> [DIRECTIONS FOR THIS TASK] From the listing below, copy every line with the word "hereinafter".
※
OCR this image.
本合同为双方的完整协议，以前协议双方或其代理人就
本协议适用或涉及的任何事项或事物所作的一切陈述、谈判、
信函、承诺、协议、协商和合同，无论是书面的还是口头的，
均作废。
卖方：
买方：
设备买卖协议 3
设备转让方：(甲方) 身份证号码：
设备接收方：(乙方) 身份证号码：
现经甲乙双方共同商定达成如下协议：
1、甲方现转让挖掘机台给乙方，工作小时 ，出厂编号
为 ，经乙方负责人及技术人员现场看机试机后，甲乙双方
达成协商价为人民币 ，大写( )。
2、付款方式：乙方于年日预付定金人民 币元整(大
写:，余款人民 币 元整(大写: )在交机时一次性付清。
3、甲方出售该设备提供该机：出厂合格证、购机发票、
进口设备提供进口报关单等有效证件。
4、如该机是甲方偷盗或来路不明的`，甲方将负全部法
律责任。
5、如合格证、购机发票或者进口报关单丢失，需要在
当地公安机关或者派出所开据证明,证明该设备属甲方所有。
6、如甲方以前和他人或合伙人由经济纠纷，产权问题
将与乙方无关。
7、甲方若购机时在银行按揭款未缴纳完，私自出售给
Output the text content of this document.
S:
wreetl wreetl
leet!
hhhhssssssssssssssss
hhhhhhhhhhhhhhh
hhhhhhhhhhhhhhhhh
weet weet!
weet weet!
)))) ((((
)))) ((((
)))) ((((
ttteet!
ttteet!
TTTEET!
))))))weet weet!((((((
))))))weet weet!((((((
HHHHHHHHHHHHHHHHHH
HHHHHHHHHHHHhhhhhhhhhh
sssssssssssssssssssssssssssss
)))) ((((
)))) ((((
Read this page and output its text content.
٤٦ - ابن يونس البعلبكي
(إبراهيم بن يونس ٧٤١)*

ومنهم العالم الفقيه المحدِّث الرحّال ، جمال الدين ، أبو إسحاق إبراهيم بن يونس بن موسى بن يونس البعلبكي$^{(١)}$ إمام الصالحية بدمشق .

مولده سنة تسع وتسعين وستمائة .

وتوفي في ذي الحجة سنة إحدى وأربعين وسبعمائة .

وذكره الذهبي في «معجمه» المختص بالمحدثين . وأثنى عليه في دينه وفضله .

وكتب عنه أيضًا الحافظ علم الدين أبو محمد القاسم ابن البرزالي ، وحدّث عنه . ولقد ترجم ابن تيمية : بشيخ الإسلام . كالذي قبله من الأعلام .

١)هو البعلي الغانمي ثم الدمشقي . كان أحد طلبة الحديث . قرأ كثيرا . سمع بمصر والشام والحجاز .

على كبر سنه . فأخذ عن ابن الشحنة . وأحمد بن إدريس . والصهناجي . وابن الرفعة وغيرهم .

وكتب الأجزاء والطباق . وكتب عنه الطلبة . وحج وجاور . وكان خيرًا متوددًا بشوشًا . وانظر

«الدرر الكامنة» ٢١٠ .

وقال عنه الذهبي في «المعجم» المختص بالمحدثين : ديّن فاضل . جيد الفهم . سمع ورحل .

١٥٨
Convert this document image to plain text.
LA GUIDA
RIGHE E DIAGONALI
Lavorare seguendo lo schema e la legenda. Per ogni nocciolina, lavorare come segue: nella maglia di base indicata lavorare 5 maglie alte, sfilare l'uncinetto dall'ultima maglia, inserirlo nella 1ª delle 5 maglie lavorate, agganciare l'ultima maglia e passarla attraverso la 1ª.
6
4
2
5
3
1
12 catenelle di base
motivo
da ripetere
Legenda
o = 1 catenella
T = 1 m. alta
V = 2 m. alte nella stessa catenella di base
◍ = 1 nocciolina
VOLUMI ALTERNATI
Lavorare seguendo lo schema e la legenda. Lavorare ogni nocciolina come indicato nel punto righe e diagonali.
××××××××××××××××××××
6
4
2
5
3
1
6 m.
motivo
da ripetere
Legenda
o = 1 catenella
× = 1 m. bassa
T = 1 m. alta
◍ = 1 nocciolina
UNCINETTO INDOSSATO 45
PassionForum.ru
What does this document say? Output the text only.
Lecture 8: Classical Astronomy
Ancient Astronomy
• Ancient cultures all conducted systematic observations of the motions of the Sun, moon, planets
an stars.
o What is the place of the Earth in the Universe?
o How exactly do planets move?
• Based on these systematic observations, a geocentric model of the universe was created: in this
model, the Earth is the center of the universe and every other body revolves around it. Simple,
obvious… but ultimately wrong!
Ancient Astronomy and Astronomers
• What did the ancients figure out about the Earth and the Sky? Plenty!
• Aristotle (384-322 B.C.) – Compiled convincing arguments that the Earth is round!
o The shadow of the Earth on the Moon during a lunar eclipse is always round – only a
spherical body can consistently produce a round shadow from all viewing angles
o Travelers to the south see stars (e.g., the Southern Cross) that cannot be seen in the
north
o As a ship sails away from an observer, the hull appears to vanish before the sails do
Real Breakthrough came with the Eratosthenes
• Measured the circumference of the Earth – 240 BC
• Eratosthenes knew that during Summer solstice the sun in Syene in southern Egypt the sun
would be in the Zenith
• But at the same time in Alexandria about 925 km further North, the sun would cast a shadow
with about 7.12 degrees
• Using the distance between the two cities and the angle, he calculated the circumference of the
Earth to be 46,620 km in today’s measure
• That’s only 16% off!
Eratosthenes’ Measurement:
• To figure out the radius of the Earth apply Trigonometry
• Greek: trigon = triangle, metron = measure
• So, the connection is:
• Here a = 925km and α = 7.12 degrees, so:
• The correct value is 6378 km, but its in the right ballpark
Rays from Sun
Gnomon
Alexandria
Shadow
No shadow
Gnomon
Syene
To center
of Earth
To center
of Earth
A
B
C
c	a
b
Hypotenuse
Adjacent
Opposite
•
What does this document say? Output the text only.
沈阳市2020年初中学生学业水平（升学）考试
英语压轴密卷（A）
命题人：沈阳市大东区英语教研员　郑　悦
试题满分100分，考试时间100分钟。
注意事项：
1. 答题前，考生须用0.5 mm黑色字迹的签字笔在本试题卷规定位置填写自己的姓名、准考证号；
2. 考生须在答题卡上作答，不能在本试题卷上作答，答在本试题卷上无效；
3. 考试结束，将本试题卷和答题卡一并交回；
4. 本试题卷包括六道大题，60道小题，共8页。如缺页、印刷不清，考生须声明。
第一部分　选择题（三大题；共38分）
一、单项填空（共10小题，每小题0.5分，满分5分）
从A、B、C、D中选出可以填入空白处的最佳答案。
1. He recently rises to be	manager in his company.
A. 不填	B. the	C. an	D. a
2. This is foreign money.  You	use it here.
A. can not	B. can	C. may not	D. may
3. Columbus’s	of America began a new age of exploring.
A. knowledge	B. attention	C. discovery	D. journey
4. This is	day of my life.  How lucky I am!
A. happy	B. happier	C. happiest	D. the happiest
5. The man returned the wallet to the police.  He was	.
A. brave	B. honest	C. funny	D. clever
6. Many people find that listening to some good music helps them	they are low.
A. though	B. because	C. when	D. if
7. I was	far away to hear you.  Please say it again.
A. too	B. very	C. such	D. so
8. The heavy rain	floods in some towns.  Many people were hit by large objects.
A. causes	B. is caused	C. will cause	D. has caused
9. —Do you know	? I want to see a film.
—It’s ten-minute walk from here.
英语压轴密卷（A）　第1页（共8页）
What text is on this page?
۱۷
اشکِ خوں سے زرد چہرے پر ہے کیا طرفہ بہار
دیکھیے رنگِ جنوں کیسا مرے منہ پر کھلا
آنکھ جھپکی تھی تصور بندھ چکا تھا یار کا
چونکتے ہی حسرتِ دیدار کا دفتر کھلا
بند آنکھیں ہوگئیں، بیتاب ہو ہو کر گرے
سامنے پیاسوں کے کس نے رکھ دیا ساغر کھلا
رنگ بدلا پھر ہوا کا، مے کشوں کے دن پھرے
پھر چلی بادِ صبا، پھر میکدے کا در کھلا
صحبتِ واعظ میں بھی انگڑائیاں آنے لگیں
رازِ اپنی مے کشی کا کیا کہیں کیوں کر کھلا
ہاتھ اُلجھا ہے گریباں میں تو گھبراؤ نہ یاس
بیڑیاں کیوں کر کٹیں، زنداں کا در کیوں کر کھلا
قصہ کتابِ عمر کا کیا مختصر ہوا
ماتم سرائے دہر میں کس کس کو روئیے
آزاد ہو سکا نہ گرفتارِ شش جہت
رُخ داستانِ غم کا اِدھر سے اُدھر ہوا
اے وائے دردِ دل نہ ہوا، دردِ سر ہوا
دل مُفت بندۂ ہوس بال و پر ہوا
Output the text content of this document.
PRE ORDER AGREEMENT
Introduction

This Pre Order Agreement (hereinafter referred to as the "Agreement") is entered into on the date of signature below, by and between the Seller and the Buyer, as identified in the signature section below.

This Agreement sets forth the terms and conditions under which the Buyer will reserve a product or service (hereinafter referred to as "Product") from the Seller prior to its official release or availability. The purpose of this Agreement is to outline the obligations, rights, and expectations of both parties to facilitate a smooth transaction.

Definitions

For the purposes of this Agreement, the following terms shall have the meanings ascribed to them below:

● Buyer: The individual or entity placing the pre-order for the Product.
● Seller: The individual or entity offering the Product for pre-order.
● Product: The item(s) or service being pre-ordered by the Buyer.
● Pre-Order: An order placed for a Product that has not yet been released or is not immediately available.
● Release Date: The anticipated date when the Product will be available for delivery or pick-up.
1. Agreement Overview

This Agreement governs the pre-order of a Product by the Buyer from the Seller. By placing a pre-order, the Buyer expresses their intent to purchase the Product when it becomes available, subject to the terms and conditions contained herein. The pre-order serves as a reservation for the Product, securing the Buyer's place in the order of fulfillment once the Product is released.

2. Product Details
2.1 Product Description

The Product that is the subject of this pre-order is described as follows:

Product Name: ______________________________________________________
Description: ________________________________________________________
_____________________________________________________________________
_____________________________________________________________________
※
> [EXERCISE SOLUTION]
This Pre Order Agreement (hereinafter referred to as the "Agreement") is entered into on the date of signature below, by and between the Seller and the Buyer, as identified in the signature section below.
This Agreement sets forth the terms and conditions under which the Buyer will reserve a product or service (hereinafter referred to as "Product") from the Seller prior to its official release or availability. The purpose of this Agreement is to outline the obligations, rights, and expectations of both parties to facilitate a smooth transaction.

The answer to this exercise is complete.